__EXERCISE__.
Filter the data below for the string "Success" and copy each matching line.

__ENTRIES SHOWN__.
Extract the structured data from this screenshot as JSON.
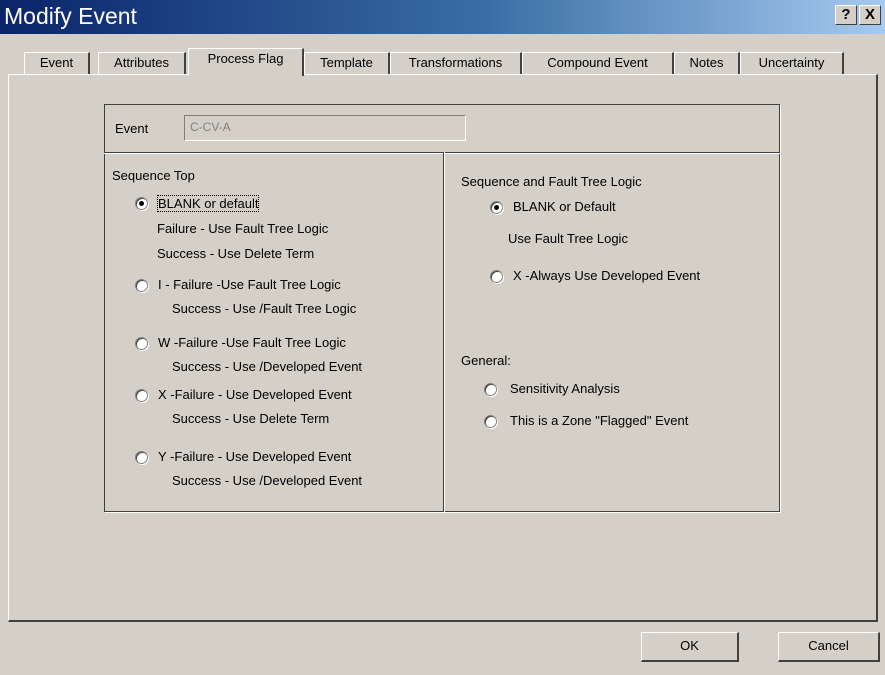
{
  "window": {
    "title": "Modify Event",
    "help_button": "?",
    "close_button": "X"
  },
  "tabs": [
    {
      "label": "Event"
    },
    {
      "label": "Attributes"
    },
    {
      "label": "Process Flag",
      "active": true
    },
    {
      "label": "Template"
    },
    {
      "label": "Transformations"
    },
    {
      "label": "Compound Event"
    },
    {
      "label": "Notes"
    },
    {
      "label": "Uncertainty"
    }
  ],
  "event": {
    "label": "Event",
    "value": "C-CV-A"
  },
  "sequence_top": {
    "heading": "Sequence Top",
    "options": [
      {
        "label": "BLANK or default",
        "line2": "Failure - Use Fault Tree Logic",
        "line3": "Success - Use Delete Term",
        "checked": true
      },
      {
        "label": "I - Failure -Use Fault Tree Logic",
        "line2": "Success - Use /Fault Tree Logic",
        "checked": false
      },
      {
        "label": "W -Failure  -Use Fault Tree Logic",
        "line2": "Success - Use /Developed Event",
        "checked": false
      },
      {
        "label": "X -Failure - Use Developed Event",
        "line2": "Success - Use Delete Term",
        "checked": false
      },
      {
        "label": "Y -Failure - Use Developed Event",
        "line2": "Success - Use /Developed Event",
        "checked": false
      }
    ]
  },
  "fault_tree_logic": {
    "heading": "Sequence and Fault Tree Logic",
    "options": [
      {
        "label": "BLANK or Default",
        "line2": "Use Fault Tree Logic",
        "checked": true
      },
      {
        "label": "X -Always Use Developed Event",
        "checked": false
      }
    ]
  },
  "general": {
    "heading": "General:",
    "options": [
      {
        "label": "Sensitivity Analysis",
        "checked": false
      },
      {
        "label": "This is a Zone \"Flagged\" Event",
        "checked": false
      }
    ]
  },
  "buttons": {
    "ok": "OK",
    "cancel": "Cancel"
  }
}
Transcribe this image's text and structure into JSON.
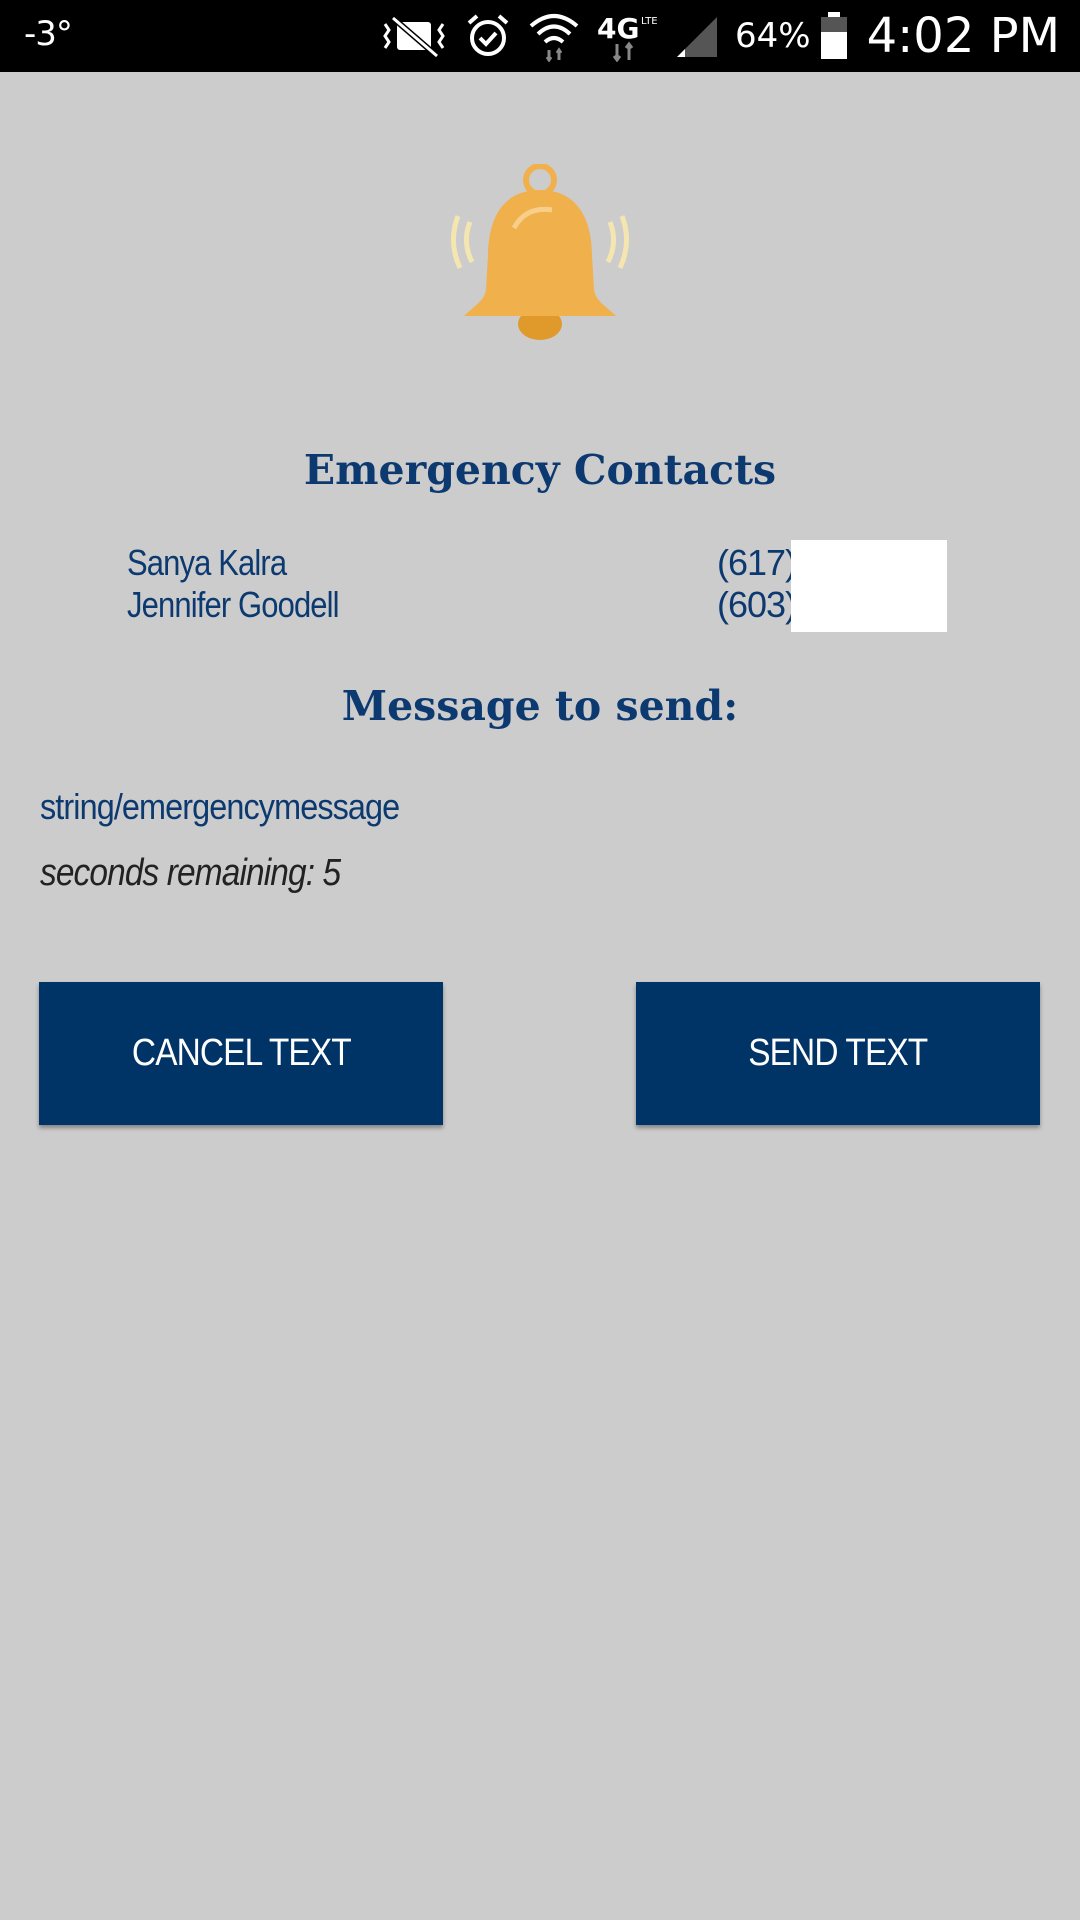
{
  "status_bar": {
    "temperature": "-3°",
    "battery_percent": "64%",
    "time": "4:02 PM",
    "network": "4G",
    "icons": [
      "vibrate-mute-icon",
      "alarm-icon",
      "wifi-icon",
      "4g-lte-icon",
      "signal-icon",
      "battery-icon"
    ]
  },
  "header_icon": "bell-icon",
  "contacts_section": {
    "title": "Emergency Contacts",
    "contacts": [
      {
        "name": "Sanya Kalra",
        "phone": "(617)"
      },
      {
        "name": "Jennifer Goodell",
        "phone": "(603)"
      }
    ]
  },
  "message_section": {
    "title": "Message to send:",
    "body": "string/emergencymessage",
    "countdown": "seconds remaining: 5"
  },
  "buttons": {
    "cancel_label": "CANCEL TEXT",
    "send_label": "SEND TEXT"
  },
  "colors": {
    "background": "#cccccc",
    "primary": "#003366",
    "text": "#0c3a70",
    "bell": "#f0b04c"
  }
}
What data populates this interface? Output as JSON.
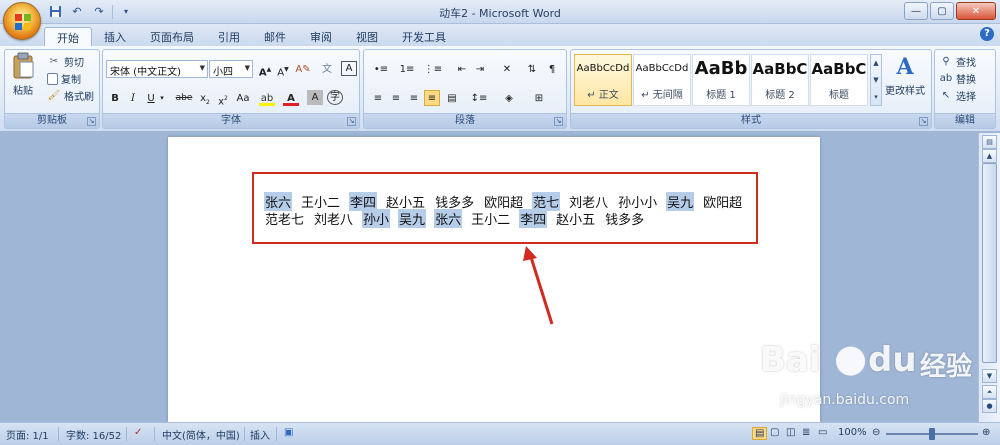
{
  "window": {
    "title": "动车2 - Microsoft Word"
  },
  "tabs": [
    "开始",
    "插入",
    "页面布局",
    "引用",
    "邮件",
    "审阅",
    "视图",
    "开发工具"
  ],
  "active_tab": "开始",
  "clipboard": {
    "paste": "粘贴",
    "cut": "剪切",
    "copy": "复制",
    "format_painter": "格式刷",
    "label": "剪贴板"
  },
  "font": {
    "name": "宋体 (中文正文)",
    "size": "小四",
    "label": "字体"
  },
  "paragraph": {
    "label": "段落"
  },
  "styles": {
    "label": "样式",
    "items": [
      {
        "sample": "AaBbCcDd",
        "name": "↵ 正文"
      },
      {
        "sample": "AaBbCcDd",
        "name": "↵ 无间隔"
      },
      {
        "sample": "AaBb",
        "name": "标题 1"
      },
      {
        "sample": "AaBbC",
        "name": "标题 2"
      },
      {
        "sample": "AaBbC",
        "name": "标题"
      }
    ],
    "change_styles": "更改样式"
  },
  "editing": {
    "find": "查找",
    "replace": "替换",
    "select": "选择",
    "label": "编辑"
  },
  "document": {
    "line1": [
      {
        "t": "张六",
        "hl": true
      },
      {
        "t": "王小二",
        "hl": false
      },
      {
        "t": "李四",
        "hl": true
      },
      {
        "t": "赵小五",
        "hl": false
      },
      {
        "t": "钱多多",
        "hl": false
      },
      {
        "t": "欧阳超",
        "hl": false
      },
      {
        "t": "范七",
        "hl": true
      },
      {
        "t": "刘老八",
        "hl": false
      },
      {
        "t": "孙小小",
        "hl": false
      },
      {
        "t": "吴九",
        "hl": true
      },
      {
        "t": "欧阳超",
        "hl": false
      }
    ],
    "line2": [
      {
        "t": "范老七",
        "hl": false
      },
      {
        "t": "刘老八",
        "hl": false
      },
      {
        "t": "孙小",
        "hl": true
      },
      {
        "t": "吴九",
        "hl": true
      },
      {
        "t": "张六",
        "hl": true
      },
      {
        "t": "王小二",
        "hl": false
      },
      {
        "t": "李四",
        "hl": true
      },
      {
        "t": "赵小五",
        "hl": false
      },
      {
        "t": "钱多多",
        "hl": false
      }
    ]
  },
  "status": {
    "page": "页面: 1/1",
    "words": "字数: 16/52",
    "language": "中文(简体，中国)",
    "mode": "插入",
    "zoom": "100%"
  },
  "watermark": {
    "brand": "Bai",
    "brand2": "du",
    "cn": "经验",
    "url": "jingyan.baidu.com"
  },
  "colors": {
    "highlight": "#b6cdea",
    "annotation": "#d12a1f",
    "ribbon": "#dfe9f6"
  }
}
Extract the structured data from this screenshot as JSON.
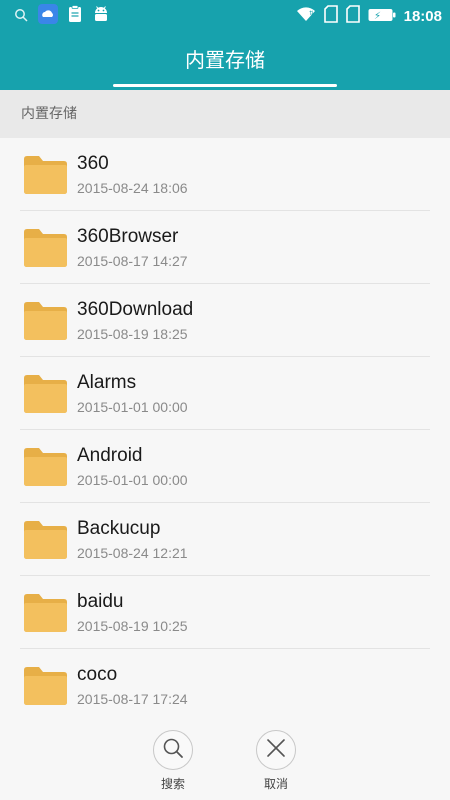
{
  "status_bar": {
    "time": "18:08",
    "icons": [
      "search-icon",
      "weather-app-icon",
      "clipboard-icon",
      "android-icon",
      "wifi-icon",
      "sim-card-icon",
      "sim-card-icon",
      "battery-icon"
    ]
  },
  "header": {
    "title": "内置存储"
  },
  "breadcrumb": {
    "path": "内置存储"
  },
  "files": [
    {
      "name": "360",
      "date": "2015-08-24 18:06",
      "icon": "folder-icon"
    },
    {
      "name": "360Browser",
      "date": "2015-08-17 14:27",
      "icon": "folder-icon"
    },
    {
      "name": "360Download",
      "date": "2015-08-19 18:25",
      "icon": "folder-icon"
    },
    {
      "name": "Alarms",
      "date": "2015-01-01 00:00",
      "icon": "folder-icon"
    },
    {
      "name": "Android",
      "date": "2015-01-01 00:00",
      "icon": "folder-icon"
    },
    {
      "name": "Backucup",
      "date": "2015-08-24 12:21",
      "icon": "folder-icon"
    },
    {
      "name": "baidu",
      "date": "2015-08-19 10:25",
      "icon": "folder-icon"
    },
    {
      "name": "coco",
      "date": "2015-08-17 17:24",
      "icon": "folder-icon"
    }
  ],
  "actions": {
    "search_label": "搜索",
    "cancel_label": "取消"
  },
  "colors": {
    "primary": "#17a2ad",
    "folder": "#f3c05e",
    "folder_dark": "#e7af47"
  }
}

__REPLY TO THE EXERCISE__.
        "line3": "Success - Use Delete Term",
        "line2": "Success - Use /Fault Tree Logic",
        "line2": "Success - Use /Developed Event",
        "line2": "Success - Use Delete Term",
        "line2": "Success - Use /Developed Event",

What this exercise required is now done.